*FRAGMENTO DEL TEXTO:*

"""

Aureliano se pone en contacto con Alirio Noguera, un farsante homeópata, terrorista refugiado en Macondo y místico del atentado personal. Sostiene que en política lo único eficaz es la violencia. No le importa liquidar a los funcionarios del régimen con sus familias porque asesinar conservadores es un deber patriótico. Aureliano queda descartado como hombre de acción cuando le acusa de ser un matarife. La fiebre del liberalismo se extiende en Macondo con fuerza, no hay quien la apague. Ha prendido con brío en la escuela tutelada por Arcadio, ya un adolescente monumental. 

La guerra estalla a primeros de diciembre. Un pelotón con dos piezas de artillería entra en Macondo por la calle Mayor e impone el toque de queda. Fusilan a Alirio Noguera, descalabran a don Nicanor y matan a una mujer en plena calle. Aureliano organiza una operación descabellada. Junto a veintiún hijos varones de los padres fundadores desarman a la guarnición y fusilan al capitán y cuatro soldados; a continuación nombra a Arcadio jefe civil y militar de la plaza. Aureliano se nombra de golpe coronel y junto a su pequeño ejército de macondianos se echa al monte para unirse a las tropas revolucionarias de Victorio Medina. Salen al amanecer, sin tiempo siquiera de despedirse de sus mujeres. Se sabe cómo comienzan las guerras, no como acaban. 

Como buen perdedor Aureliano Buendía promueve treinta y dos alzamientos y los pierde todos. Son los focos insurreccionales de un hombre de acción que arriesga la vida, pero como juega a la chica, la puede perder por salvársela a los demás. Una guerra se declara para ganarla, si no la ganas, asumes que vas al talego como mal menor. Liga bien de semental, tiene diecisiete hijos con otras tantas mujeres distintas. Todos ellos malogrados por la guerra. A todos sobrevivió, se sobrepuso a emboscadas, fusilamientos y a envenenamientos con dosis capaces de matar a un caballo. Nunca permitió que le sacaran una foto. Lo único que recuerda su rebeldía es una placa envejecida en una calle de Macondo. La única herida que sufre es por accidente, después de firmar la paz. Muere de viejo. Bastante diferente a su sobrino Arcadio, hijo de su hermano José Arcadio, Maciste el coloso, y de Pilar Ternera, suministradora de hijos para el régimen, al que dejan en la retaguardia a salvo y bien protegido y se convierte en un cacique dictador que manda fusilar a los que faltan al respeto a la autoridad, obliga a llevar brazaletes rojos a todos los mayores de edad, prohíbe decir misa y tocar las campanas y aprieta los cepos a los presos. Cuando está a punto de dar la orden de fuego al pelotón que va a fusilar a Apolinar Moscoso, Ursula lo evita, se levanta como Agustina de Aragón contra la injusticia en un ataque de heroísmo, avergonzada de haber parido un fenómeno de circo. Lo destituye a latigazos y libera a los presos, como Espartaco

Úrsula toma el poder, restablece la misa de los domingos, suspende los brazaletes rojos, disuelve los partidos políticos, pero a cambio descubre la soledad del poder. Busca la compañía del marido atado al tronco del castaño, maldice la guerra que ha vaciado la casa, pero era como hablarle a un muerto. Decide soltarlo, el ya no se mueve del banquito, una fuerza superior lo mantiene amarrado al castaño.

"""

*DATOS REGISTRADOS:*
"""

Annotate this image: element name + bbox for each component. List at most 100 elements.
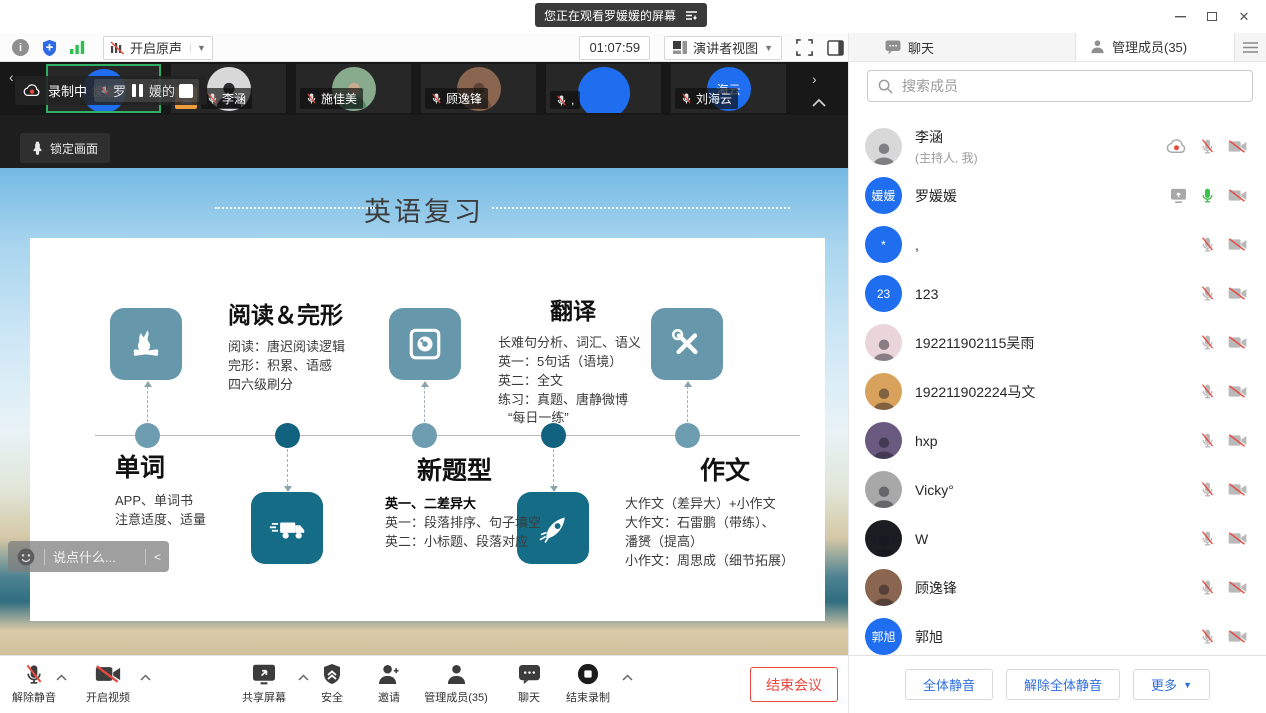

"""

*POR HACER:*
1 - ¿Puedes volver a escribir, sin cambiar nada, el pasaje del fragmento sobre Aureliano Buendía que empieza con "La guerra estalla" y sigue hasta "no como acaban."?
2 - ¿Cómo resumirías en dos oraciones el fragmento sobre Aureliano Buendía?
3 - Prosigue el fragmento sobre Aureliano Buendía desde el punto en que termina.

*LAS RESPUESTAS:*
1 -
La guerra estalla a primeros de diciembre. Un pelotón con dos piezas de artillería entra en Macondo por la calle Mayor e impone el toque de queda. Fusilan a Alirio Noguera, descalabran a don Nicanor y matan a una mujer en plena calle. Aureliano organiza una operación descabellada. Junto a veintiún hijos varones de los padres fundadores desarman a la guarnición y fusilan al capitán y cuatro soldados; a continuación nombra a Arcadio jefe civil y militar de la plaza. Aureliano se nombra de golpe coronel y junto a su pequeño ejército de macondianos se echa al monte para unirse a las tropas revolucionarias de Victorio Medina. Salen al amanecer, sin tiempo siquiera de despedirse de sus mujeres. Se sabe cómo comienzan las guerras, no como acaban.

2 - Cuando estalla la guerra en Macondo, Aureliano se nombra coronel, se echa al monte con su pequeño ejército y promueve treinta y dos alzamientos que pierde todos, aunque sobrevive a emboscadas, fusilamientos y envenenamientos y muere de viejo. Su sobrino Arcadio, nombrado jefe civil y militar de la plaza, se convierte en un cacique dictador hasta que Úrsula lo destituye a latigazos, libera a los presos y toma el poder.

3 -
"Don Apolinar Moscote era otra vez una autoridad decorativa"

Pietro Crespi y Amaranta mantienen un noviazgo crepuscular, él acude todos los días al atardecer a la casa con una gardenia en el ojal. Le traduce sonetos de Petrarca mientras ella hace encaje de bolillos. Suspiran por las ciudades italianas antiguas “de cuya grandeza sólo quedaban los gatos entre los escombros.” Las urgencias del corazón de Pietro Crespi emergen con las lluvias aciagas de octubre. Le pide matrimonio a Amaranta y ésta lo rechaza con un garrotazo: “No seas ingenuo, Crespi -sonrió-, ni muerta me casaré contigo.” Pietro Crespi entra en un periodo de llanto y desesperación, recurre a todos los recursos de la súplica y la humillación, pero ninguno logra quebrantar la fortaleza de Amaranta. El dos de noviembre, día de todos los muertos, su hermano Bruno lo encuentra desangrado en la trastienda del negocio que ambos regentan con las muñecas abiertas. Úrsula dispone que se le vele en casa y  se le entierre al lado de Melquiades, a pesar de la oposición de don Nicolás a enterrarlo en tierra sagrada. Amaranta no le hace duelo, se encierra en casa. Se queda sin respirar hasta que cicatricen las úlceras del corazón. Para curar el arrepentimiento mete una mano en las brasas del fogón, una cura de burro. Una venda de gasa negra que llevará hasta la muerte es la única huella externa que le deja la tragedia. 

Úrsula comprende que a pesar de criar a Arcadio y a Rebeca sin privilegios ni discriminaciones por ser adoptados, lo empezó a perder desde que era niño, siempre solitario, solo se comunica con Visitación en su lengua. Únicamente Melquiades le echa el vistazo del gitano viejo, así que cuando un día en posesión del poder y enfrentado a la realidad de la vida adulta alguien en la tienda de Catarino le acusa de ser un lastre para el apellido Buendía no lo manda fusilar, algo que extraña a todos los acostumbrados a sus desafueros.

Yo sé que allí, 
 allí donde tu dices, 
no existen hombres que mandan, 
 porque no existen fantasmas 
 y amar es la flor 
 más perfecta que crece en tu jardín 
 en Albanta.
Luis Eduardo Aute




Este comentario pertenece al grupo de lectura colectiva que desde La Acequia coordina y dirige desde hace unos cuantos años su autor, el profesor Pedro Ojeda Escudero.


2 comentarios:

Pedro Ojeda Escudero dijo...

La pasión desordena el mundo, sus normas, el sentido común tradicional. La pasión, sin duda, tiene su propia forma de comprender las cosas. Pero luego viene la reacción de aquello que se ha roto. Ese es el núcleo de esta parte de la obra que tan bien comentas.

Paco Cuesta dijo...

Teniendo en cuenta circunstancias, lugar y tiempo, la consanguinidad debió ser algo "normal". La Iglesia no nos ha contado lo que pasó tras Adán y Eva.